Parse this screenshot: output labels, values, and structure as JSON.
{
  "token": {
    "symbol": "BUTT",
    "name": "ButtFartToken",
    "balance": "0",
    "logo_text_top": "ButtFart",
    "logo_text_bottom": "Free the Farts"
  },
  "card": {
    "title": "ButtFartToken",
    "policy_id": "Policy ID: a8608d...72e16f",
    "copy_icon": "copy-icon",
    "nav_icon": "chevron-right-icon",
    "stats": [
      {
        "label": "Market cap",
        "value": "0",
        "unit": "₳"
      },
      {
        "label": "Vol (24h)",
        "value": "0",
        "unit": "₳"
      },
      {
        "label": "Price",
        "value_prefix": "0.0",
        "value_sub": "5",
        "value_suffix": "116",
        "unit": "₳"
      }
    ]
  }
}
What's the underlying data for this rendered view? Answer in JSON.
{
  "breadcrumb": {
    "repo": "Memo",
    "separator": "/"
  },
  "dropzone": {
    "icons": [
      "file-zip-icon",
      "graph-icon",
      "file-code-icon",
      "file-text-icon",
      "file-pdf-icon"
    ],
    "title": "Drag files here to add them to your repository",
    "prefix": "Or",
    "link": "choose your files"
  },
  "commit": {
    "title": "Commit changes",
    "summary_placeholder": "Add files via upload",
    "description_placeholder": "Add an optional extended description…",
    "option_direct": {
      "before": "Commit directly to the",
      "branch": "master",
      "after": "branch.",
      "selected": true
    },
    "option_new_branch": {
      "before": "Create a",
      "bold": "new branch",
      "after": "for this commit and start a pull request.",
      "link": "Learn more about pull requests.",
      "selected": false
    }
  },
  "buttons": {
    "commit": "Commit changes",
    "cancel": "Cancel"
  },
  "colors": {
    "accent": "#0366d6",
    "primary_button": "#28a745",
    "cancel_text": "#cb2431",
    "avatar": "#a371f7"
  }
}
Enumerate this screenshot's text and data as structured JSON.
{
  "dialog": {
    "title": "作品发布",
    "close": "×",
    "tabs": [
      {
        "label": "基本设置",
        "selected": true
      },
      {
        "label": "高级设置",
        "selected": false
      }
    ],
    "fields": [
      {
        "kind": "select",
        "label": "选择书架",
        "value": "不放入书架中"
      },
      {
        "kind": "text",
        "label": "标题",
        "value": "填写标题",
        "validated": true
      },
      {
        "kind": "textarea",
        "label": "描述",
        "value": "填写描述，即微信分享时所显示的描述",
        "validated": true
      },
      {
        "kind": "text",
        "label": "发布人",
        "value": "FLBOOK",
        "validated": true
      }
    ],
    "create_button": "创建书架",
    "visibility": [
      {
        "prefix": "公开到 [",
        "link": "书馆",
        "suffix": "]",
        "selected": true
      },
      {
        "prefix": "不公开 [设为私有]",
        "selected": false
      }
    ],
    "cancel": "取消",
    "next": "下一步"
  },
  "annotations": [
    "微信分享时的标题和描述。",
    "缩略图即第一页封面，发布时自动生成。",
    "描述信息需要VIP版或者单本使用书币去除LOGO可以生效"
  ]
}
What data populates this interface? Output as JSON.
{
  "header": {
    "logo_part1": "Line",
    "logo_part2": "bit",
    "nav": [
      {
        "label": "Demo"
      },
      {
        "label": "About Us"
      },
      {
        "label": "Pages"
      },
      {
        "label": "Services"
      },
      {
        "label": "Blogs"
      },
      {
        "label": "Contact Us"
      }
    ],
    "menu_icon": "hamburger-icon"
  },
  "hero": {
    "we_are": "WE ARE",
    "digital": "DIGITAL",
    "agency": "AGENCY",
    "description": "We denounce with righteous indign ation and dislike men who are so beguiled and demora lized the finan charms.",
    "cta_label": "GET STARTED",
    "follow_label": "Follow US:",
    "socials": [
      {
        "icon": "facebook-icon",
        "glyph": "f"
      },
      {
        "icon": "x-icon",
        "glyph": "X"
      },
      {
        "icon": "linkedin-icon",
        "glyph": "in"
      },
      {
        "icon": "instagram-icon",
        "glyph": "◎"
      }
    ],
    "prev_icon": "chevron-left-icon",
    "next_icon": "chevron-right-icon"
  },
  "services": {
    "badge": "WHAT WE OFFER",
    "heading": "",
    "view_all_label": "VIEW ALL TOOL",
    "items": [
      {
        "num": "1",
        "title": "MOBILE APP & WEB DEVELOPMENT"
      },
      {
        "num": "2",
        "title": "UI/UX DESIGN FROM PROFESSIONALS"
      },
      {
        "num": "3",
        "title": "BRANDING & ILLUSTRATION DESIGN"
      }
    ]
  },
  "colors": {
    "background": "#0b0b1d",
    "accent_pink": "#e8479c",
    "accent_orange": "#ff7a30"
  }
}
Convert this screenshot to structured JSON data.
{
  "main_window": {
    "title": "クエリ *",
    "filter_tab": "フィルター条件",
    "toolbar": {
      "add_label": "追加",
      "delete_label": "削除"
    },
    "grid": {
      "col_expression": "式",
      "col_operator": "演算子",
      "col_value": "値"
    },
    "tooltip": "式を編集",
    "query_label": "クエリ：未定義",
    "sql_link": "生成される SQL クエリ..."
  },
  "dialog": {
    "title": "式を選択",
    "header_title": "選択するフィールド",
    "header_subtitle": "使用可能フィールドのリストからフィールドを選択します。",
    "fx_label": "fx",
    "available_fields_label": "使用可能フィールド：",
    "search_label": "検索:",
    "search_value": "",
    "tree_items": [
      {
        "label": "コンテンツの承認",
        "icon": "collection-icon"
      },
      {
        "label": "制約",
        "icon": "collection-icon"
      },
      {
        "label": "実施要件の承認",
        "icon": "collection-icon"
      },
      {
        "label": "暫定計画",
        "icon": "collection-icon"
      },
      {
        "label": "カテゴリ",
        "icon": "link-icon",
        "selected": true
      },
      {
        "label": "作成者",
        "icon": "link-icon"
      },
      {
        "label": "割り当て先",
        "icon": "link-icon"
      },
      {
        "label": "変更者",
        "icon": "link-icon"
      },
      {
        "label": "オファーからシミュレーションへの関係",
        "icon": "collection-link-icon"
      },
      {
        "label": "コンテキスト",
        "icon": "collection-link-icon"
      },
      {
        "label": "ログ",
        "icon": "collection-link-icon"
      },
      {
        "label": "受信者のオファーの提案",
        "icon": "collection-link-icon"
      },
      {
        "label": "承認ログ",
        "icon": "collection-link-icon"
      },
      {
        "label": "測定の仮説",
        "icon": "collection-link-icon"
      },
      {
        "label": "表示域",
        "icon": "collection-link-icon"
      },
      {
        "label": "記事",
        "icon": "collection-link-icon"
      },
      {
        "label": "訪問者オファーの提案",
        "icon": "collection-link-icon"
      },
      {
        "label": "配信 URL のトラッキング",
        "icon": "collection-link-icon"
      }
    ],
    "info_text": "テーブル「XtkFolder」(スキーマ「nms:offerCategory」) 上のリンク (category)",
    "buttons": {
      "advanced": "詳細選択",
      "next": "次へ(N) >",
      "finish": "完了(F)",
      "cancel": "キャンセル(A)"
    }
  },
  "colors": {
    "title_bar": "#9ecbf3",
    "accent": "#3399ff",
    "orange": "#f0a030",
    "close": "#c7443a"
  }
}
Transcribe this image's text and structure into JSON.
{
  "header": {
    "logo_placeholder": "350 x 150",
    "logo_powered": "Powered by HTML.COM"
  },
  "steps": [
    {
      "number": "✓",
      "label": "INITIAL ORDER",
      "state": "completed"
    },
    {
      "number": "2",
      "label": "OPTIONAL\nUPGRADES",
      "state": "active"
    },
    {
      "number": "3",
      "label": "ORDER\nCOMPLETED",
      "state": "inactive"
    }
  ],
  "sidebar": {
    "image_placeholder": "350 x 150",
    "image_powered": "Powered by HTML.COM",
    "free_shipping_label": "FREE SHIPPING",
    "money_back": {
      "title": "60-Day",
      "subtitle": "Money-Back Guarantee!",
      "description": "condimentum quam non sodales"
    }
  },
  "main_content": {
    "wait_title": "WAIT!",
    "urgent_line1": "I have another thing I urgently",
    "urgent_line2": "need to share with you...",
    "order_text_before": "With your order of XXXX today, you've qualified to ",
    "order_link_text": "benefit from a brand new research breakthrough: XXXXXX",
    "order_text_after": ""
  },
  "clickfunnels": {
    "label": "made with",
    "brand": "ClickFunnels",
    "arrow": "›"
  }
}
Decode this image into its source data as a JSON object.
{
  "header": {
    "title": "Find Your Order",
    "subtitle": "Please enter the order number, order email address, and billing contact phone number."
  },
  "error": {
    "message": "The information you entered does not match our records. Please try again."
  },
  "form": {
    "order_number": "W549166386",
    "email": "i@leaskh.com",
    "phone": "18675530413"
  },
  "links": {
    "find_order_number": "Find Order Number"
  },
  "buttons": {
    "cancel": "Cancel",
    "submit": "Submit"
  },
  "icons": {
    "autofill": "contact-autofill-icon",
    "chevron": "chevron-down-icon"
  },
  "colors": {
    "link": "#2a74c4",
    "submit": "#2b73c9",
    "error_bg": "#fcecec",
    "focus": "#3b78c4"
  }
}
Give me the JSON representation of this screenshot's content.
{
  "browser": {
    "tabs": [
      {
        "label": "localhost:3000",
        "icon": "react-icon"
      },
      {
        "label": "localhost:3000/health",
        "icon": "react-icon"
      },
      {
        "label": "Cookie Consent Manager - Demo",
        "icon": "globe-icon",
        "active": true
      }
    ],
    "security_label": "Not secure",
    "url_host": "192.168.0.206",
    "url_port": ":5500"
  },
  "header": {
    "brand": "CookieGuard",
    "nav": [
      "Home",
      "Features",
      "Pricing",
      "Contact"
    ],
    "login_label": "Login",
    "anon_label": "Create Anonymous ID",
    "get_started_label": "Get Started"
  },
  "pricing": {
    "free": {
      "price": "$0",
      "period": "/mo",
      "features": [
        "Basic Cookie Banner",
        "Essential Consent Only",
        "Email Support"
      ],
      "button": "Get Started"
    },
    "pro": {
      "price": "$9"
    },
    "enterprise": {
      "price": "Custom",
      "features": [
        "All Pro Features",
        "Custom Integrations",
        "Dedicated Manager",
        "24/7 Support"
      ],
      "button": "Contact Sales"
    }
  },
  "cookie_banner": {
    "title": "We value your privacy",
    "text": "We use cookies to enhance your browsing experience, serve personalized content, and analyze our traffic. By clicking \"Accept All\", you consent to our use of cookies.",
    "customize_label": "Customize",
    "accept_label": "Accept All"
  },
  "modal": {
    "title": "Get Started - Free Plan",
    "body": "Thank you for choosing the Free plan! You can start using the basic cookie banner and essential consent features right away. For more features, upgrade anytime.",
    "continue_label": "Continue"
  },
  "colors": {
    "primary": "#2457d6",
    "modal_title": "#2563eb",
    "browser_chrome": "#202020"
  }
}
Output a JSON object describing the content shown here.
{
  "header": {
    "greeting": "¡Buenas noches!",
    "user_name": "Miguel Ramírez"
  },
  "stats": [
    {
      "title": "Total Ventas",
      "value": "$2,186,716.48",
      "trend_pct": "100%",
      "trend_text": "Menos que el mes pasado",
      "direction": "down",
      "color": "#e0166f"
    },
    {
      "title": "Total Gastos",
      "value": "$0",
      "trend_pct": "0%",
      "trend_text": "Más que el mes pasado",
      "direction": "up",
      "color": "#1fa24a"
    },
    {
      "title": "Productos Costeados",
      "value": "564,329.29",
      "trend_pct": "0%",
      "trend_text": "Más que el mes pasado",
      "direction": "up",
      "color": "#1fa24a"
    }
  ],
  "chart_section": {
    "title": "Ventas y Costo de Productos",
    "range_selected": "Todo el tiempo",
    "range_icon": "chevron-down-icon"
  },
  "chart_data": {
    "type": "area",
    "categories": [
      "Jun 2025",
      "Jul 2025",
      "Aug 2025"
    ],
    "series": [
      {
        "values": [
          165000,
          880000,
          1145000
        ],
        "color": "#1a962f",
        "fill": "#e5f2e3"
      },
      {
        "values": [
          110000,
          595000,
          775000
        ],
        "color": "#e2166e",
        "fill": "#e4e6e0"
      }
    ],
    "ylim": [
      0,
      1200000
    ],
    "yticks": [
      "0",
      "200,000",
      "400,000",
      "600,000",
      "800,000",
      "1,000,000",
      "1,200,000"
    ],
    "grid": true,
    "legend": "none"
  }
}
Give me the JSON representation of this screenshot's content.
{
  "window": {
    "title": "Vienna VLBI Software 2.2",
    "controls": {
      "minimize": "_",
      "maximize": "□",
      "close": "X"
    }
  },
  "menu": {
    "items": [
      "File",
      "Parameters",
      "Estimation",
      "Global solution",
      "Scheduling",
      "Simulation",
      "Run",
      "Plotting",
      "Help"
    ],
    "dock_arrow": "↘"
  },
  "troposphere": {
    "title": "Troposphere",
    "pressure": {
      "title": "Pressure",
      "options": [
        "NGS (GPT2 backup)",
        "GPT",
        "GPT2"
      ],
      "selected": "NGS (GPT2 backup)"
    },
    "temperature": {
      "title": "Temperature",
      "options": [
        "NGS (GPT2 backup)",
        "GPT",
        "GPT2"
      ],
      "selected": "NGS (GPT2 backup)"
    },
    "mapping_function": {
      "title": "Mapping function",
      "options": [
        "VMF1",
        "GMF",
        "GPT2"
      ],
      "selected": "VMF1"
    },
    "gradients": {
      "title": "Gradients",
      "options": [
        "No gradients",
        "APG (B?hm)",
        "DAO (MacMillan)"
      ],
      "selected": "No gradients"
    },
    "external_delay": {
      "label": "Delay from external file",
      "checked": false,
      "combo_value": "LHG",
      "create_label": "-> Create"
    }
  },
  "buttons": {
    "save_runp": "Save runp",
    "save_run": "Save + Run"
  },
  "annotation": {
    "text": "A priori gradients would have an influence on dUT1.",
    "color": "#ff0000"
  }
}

—————

## What you will do
Look through the data above. Each line containing the word "pull" needs to be copied.

## Exercise result
      "after": "for this commit and start a pull request.",
      "link": "Learn more about pull requests.",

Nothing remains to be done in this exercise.